Figure data in JSON
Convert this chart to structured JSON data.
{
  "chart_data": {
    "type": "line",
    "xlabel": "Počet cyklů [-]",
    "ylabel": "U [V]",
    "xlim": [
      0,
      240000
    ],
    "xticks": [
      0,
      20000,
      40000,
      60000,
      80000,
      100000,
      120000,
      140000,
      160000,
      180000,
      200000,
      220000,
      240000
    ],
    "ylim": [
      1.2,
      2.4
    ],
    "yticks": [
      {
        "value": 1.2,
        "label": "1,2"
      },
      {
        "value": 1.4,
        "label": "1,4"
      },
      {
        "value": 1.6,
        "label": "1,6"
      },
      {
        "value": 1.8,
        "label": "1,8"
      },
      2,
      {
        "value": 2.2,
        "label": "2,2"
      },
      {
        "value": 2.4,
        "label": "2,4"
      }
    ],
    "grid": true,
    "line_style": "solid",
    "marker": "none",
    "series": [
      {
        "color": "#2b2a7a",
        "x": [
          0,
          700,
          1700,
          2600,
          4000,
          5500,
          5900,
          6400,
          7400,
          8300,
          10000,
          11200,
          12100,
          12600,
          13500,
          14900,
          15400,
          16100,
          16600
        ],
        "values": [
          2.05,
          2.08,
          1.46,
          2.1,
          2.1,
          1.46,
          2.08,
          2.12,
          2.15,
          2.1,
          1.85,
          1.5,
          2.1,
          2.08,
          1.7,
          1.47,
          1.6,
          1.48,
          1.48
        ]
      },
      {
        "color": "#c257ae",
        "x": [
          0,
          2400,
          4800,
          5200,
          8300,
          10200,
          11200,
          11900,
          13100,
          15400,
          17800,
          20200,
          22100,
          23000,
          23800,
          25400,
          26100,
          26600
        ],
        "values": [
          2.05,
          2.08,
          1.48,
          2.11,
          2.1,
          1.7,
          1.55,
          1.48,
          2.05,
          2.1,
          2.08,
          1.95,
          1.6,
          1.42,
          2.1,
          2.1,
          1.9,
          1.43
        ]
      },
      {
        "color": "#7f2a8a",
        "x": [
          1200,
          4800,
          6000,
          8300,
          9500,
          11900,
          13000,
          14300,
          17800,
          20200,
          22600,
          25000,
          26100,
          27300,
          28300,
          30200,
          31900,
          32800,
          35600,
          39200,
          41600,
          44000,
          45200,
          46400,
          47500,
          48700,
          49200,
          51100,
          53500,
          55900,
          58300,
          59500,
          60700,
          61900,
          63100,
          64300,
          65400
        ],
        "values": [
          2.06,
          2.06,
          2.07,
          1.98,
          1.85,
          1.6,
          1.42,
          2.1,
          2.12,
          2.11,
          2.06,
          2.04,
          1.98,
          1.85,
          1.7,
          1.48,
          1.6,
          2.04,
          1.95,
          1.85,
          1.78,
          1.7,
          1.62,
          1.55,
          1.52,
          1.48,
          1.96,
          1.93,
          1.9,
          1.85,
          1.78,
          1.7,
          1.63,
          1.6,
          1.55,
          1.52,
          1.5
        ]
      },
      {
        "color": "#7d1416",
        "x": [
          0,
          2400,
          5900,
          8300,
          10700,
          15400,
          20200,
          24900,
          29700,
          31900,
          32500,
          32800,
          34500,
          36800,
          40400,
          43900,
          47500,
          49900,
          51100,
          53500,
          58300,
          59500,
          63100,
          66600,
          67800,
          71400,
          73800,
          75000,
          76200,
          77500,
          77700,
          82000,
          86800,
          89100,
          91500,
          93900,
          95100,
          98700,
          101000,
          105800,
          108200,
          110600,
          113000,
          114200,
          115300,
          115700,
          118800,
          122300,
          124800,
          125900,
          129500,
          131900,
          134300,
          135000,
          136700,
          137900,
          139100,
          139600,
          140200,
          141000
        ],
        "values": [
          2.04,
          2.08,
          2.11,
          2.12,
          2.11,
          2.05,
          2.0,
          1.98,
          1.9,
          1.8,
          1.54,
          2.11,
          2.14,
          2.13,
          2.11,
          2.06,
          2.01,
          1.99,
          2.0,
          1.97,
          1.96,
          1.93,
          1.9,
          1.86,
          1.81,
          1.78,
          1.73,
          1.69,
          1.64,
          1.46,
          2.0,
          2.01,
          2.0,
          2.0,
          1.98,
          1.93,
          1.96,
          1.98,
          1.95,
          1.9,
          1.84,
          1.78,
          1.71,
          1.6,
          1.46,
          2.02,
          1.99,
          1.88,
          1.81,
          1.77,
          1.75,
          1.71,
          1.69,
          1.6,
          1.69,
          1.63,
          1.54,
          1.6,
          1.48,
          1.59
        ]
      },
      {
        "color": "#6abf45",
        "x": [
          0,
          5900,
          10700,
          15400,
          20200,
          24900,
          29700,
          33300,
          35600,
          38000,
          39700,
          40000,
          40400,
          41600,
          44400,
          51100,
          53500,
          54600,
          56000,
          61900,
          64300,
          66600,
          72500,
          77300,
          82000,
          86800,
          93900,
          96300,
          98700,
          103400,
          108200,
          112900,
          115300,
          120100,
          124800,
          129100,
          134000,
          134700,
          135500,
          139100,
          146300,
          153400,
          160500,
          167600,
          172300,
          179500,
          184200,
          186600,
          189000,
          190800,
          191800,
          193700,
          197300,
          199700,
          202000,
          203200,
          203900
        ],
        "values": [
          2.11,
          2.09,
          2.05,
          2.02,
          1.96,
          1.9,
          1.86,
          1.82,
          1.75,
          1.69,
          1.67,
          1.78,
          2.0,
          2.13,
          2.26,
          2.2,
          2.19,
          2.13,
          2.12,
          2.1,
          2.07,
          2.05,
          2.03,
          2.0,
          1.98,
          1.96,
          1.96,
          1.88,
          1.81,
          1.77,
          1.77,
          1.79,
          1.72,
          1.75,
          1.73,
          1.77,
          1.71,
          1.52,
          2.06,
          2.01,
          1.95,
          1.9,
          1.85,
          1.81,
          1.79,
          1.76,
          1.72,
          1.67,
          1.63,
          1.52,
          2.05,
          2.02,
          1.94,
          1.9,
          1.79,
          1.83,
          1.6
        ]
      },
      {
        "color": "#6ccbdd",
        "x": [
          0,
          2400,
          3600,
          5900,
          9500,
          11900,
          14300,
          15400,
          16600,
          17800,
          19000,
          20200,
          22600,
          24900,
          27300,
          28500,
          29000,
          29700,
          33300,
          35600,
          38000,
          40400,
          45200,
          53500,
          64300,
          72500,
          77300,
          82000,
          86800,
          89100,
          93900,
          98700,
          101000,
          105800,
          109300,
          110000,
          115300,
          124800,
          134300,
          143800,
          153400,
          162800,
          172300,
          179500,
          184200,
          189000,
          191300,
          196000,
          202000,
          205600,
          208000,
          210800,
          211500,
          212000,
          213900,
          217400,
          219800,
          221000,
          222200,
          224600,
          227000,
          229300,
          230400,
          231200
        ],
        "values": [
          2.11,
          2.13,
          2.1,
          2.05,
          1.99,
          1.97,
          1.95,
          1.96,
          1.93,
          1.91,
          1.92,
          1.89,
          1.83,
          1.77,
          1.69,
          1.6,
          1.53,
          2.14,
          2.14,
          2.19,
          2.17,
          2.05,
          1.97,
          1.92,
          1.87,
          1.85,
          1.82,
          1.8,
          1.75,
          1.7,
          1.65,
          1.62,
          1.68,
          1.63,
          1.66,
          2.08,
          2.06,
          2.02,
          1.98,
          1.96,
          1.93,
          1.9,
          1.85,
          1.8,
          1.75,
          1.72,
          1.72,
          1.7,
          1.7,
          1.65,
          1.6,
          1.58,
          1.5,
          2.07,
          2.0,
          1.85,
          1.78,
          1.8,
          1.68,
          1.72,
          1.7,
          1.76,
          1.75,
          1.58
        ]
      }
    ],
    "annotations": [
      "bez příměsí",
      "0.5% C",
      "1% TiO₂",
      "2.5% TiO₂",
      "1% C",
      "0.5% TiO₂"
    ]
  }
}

Exercise brief:
Every record shown above must be echoed exactly.

Result for this exercise:
Convert this chart to structured JSON data.
{
  "chart_data": {
    "type": "line",
    "xlabel": "Počet cyklů [-]",
    "ylabel": "U [V]",
    "xlim": [
      0,
      240000
    ],
    "xticks": [
      0,
      20000,
      40000,
      60000,
      80000,
      100000,
      120000,
      140000,
      160000,
      180000,
      200000,
      220000,
      240000
    ],
    "ylim": [
      1.2,
      2.4
    ],
    "yticks": [
      {
        "value": 1.2,
        "label": "1,2"
      },
      {
        "value": 1.4,
        "label": "1,4"
      },
      {
        "value": 1.6,
        "label": "1,6"
      },
      {
        "value": 1.8,
        "label": "1,8"
      },
      2,
      {
        "value": 2.2,
        "label": "2,2"
      },
      {
        "value": 2.4,
        "label": "2,4"
      }
    ],
    "grid": true,
    "line_style": "solid",
    "marker": "none",
    "series": [
      {
        "color": "#2b2a7a",
        "x": [
          0,
          700,
          1700,
          2600,
          4000,
          5500,
          5900,
          6400,
          7400,
          8300,
          10000,
          11200,
          12100,
          12600,
          13500,
          14900,
          15400,
          16100,
          16600
        ],
        "values": [
          2.05,
          2.08,
          1.46,
          2.1,
          2.1,
          1.46,
          2.08,
          2.12,
          2.15,
          2.1,
          1.85,
          1.5,
          2.1,
          2.08,
          1.7,
          1.47,
          1.6,
          1.48,
          1.48
        ]
      },
      {
        "color": "#c257ae",
        "x": [
          0,
          2400,
          4800,
          5200,
          8300,
          10200,
          11200,
          11900,
          13100,
          15400,
          17800,
          20200,
          22100,
          23000,
          23800,
          25400,
          26100,
          26600
        ],
        "values": [
          2.05,
          2.08,
          1.48,
          2.11,
          2.1,
          1.7,
          1.55,
          1.48,
          2.05,
          2.1,
          2.08,
          1.95,
          1.6,
          1.42,
          2.1,
          2.1,
          1.9,
          1.43
        ]
      },
      {
        "color": "#7f2a8a",
        "x": [
          1200,
          4800,
          6000,
          8300,
          9500,
          11900,
          13000,
          14300,
          17800,
          20200,
          22600,
          25000,
          26100,
          27300,
          28300,
          30200,
          31900,
          32800,
          35600,
          39200,
          41600,
          44000,
          45200,
          46400,
          47500,
          48700,
          49200,
          51100,
          53500,
          55900,
          58300,
          59500,
          60700,
          61900,
          63100,
          64300,
          65400
        ],
        "values": [
          2.06,
          2.06,
          2.07,
          1.98,
          1.85,
          1.6,
          1.42,
          2.1,
          2.12,
          2.11,
          2.06,
          2.04,
          1.98,
          1.85,
          1.7,
          1.48,
          1.6,
          2.04,
          1.95,
          1.85,
          1.78,
          1.7,
          1.62,
          1.55,
          1.52,
          1.48,
          1.96,
          1.93,
          1.9,
          1.85,
          1.78,
          1.7,
          1.63,
          1.6,
          1.55,
          1.52,
          1.5
        ]
      },
      {
        "color": "#7d1416",
        "x": [
          0,
          2400,
          5900,
          8300,
          10700,
          15400,
          20200,
          24900,
          29700,
          31900,
          32500,
          32800,
          34500,
          36800,
          40400,
          43900,
          47500,
          49900,
          51100,
          53500,
          58300,
          59500,
          63100,
          66600,
          67800,
          71400,
          73800,
          75000,
          76200,
          77500,
          77700,
          82000,
          86800,
          89100,
          91500,
          93900,
          95100,
          98700,
          101000,
          105800,
          108200,
          110600,
          113000,
          114200,
          115300,
          115700,
          118800,
          122300,
          124800,
          125900,
          129500,
          131900,
          134300,
          135000,
          136700,
          137900,
          139100,
          139600,
          140200,
          141000
        ],
        "values": [
          2.04,
          2.08,
          2.11,
          2.12,
          2.11,
          2.05,
          2.0,
          1.98,
          1.9,
          1.8,
          1.54,
          2.11,
          2.14,
          2.13,
          2.11,
          2.06,
          2.01,
          1.99,
          2.0,
          1.97,
          1.96,
          1.93,
          1.9,
          1.86,
          1.81,
          1.78,
          1.73,
          1.69,
          1.64,
          1.46,
          2.0,
          2.01,
          2.0,
          2.0,
          1.98,
          1.93,
          1.96,
          1.98,
          1.95,
          1.9,
          1.84,
          1.78,
          1.71,
          1.6,
          1.46,
          2.02,
          1.99,
          1.88,
          1.81,
          1.77,
          1.75,
          1.71,
          1.69,
          1.6,
          1.69,
          1.63,
          1.54,
          1.6,
          1.48,
          1.59
        ]
      },
      {
        "color": "#6abf45",
        "x": [
          0,
          5900,
          10700,
          15400,
          20200,
          24900,
          29700,
          33300,
          35600,
          38000,
          39700,
          40000,
          40400,
          41600,
          44400,
          51100,
          53500,
          54600,
          56000,
          61900,
          64300,
          66600,
          72500,
          77300,
          82000,
          86800,
          93900,
          96300,
          98700,
          103400,
          108200,
          112900,
          115300,
          120100,
          124800,
          129100,
          134000,
          134700,
          135500,
          139100,
          146300,
          153400,
          160500,
          167600,
          172300,
          179500,
          184200,
          186600,
          189000,
          190800,
          191800,
          193700,
          197300,
          199700,
          202000,
          203200,
          203900
        ],
        "values": [
          2.11,
          2.09,
          2.05,
          2.02,
          1.96,
          1.9,
          1.86,
          1.82,
          1.75,
          1.69,
          1.67,
          1.78,
          2.0,
          2.13,
          2.26,
          2.2,
          2.19,
          2.13,
          2.12,
          2.1,
          2.07,
          2.05,
          2.03,
          2.0,
          1.98,
          1.96,
          1.96,
          1.88,
          1.81,
          1.77,
          1.77,
          1.79,
          1.72,
          1.75,
          1.73,
          1.77,
          1.71,
          1.52,
          2.06,
          2.01,
          1.95,
          1.9,
          1.85,
          1.81,
          1.79,
          1.76,
          1.72,
          1.67,
          1.63,
          1.52,
          2.05,
          2.02,
          1.94,
          1.9,
          1.79,
          1.83,
          1.6
        ]
      },
      {
        "color": "#6ccbdd",
        "x": [
          0,
          2400,
          3600,
          5900,
          9500,
          11900,
          14300,
          15400,
          16600,
          17800,
          19000,
          20200,
          22600,
          24900,
          27300,
          28500,
          29000,
          29700,
          33300,
          35600,
          38000,
          40400,
          45200,
          53500,
          64300,
          72500,
          77300,
          82000,
          86800,
          89100,
          93900,
          98700,
          101000,
          105800,
          109300,
          110000,
          115300,
          124800,
          134300,
          143800,
          153400,
          162800,
          172300,
          179500,
          184200,
          189000,
          191300,
          196000,
          202000,
          205600,
          208000,
          210800,
          211500,
          212000,
          213900,
          217400,
          219800,
          221000,
          222200,
          224600,
          227000,
          229300,
          230400,
          231200
        ],
        "values": [
          2.11,
          2.13,
          2.1,
          2.05,
          1.99,
          1.97,
          1.95,
          1.96,
          1.93,
          1.91,
          1.92,
          1.89,
          1.83,
          1.77,
          1.69,
          1.6,
          1.53,
          2.14,
          2.14,
          2.19,
          2.17,
          2.05,
          1.97,
          1.92,
          1.87,
          1.85,
          1.82,
          1.8,
          1.75,
          1.7,
          1.65,
          1.62,
          1.68,
          1.63,
          1.66,
          2.08,
          2.06,
          2.02,
          1.98,
          1.96,
          1.93,
          1.9,
          1.85,
          1.8,
          1.75,
          1.72,
          1.72,
          1.7,
          1.7,
          1.65,
          1.6,
          1.58,
          1.5,
          2.07,
          2.0,
          1.85,
          1.78,
          1.8,
          1.68,
          1.72,
          1.7,
          1.76,
          1.75,
          1.58
        ]
      }
    ],
    "annotations": [
      "bez příměsí",
      "0.5% C",
      "1% TiO₂",
      "2.5% TiO₂",
      "1% C",
      "0.5% TiO₂"
    ]
  }
}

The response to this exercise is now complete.